> [Given text]:

Difference of Two Sets
How to find the difference of two sets?
If A and B are two sets, then their difference is given by A - B or B - A.
• If A = {2, 3, 4} and B = {4, 5, 6}
A - B means elements of A which are not the elements of B.
i.e., in the above example A - B = {2, 3}
In general, B - A = {x : x ∈ B, and x ∉ A}
• If A and B are disjoint sets, then A – B = A and B – A = B
Solved examples to find the
difference of two sets:
1. A = {1, 2, 3} and B = {4, 5, 6}.
Find the difference between the two sets:
(i) A and B
(ii) B and A
Solution:
The two sets are disjoint as they do not have any elements in common.
(i) A - B = {1, 2, 3} = A
(ii) B - A = {4, 5, 6} = B
2. Let A = {a, b, c, d, e, f} and B = {b, d, f, g}.
Find the difference between the two sets:
(i) A and B
(ii) B and A
Solution:
(i) A - B = {a, c, e}
Therefore,
the elements a, c, e belong to A but not to B
(ii) B - A = {g)
Therefore, the element g belongs to B but not A.

> [Collected data]:
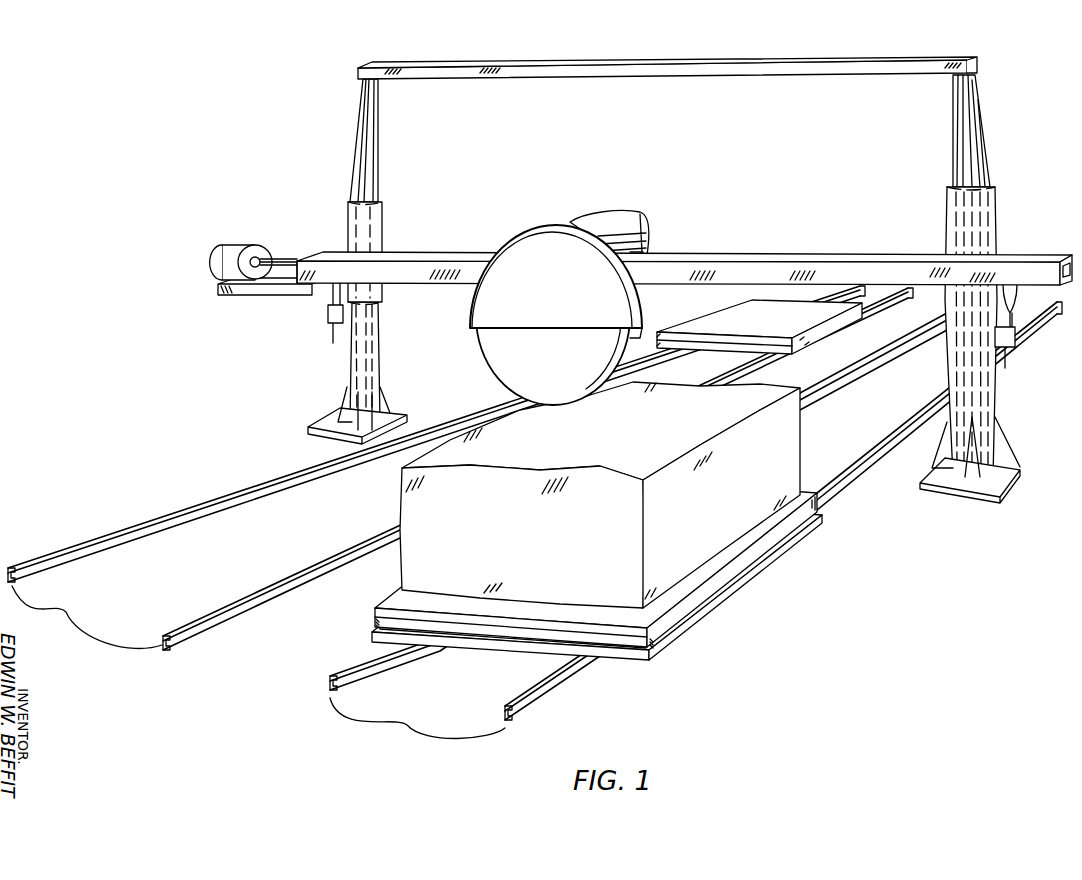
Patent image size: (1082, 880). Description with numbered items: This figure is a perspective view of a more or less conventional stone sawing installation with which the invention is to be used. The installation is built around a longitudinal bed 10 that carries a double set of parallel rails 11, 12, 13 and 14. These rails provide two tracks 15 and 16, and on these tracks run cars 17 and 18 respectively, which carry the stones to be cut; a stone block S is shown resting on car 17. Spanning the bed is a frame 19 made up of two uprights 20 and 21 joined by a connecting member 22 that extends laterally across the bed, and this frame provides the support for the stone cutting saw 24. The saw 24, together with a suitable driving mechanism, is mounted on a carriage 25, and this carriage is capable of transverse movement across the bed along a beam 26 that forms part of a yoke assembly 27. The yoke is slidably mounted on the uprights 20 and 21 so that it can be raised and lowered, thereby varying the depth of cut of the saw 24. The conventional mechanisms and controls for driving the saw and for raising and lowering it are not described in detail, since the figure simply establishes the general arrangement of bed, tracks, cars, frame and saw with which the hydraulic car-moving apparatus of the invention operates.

> [Exercise set]:
A. How would you translate this sentence from the difference-of-sets page into Spanish: "The two sets are disjoint as they do not have any elements in common."
B. Could you rewrite the part of the difference-of-sets page that opens with the words containing "If A and B are two" and closes with "elements of B.", swapping "elements" for "members"?

> [Completed exercise]:
A. Los dos conjuntos son disjuntos, ya que no tienen ningún elemento en común.

B.
If A and B are two sets, then their difference is given by A - B or B - A.
• If A = {2, 3, 4} and B = {4, 5, 6}
A - B means members of A which are not the members of B.